**WRITTEN EXERCISE**
Using the data below, copy every line that contains the word "JSON".

**MATERIALS PROVIDED**
───
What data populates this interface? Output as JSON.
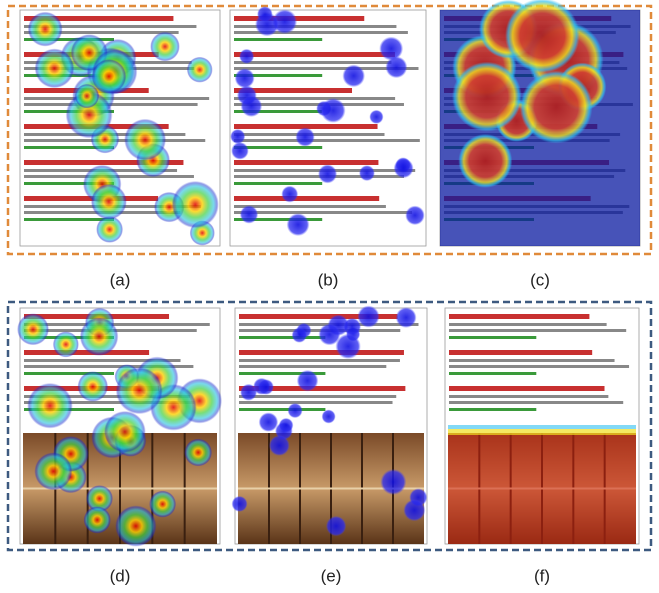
{
  "panels": [
    {
      "label": "(a)"
    },
    {
      "label": "(b)"
    },
    {
      "label": "(c)"
    },
    {
      "label": "(d)"
    },
    {
      "label": "(e)"
    },
    {
      "label": "(f)"
    }
  ]
}
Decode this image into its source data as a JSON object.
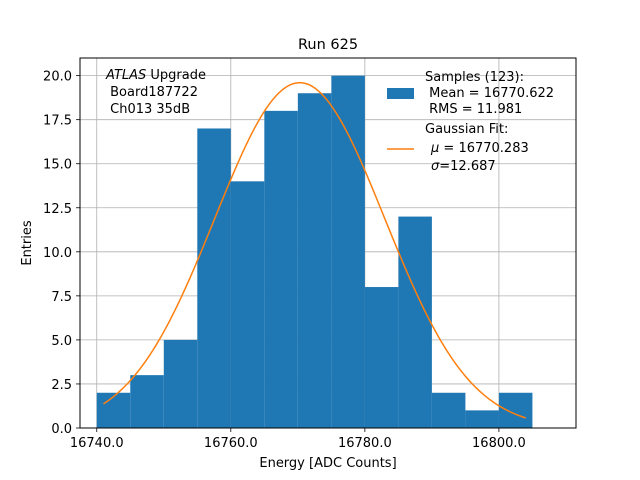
{
  "chart_data": {
    "type": "bar",
    "title": "Run 625",
    "xlabel": "Energy [ADC Counts]",
    "ylabel": "Entries",
    "xlim": [
      16737.5,
      16811.5
    ],
    "ylim": [
      0,
      21
    ],
    "grid": true,
    "x_ticks": [
      16740,
      16760,
      16780,
      16800
    ],
    "x_tick_labels": [
      "16740.0",
      "16760.0",
      "16780.0",
      "16800.0"
    ],
    "y_ticks": [
      0,
      2.5,
      5,
      7.5,
      10,
      12.5,
      15,
      17.5,
      20
    ],
    "y_tick_labels": [
      "0.0",
      "2.5",
      "5.0",
      "7.5",
      "10.0",
      "12.5",
      "15.0",
      "17.5",
      "20.0"
    ],
    "bin_width": 5,
    "bins": [
      16740,
      16745,
      16750,
      16755,
      16760,
      16765,
      16770,
      16775,
      16780,
      16785,
      16790,
      16795,
      16800
    ],
    "counts": [
      2,
      3,
      5,
      17,
      14,
      18,
      19,
      20,
      8,
      12,
      2,
      1,
      2
    ],
    "fit": {
      "type": "gaussian",
      "amplitude": 19.6,
      "mu": 16770.283,
      "sigma": 12.687,
      "x_range": [
        16741,
        16804
      ]
    },
    "histogram_color": "#1f77b4",
    "fit_color": "#ff7f0e",
    "legend_location": "upper right",
    "legend": {
      "hist_lines": [
        "Samples (123):",
        " Mean = 16770.622",
        " RMS = 11.981"
      ],
      "fit_lines": [
        "Gaussian Fit:",
        "μ = 16770.283",
        "σ=12.687"
      ]
    },
    "annotation": {
      "italic": "ATLAS",
      "rest": " Upgrade",
      "line2": " Board187722",
      "line3": " Ch013 35dB"
    }
  }
}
───
**SOLVED EXERCISE**
What data populates this interface? Output as JSON.
Decode this image into its source data as a JSON object.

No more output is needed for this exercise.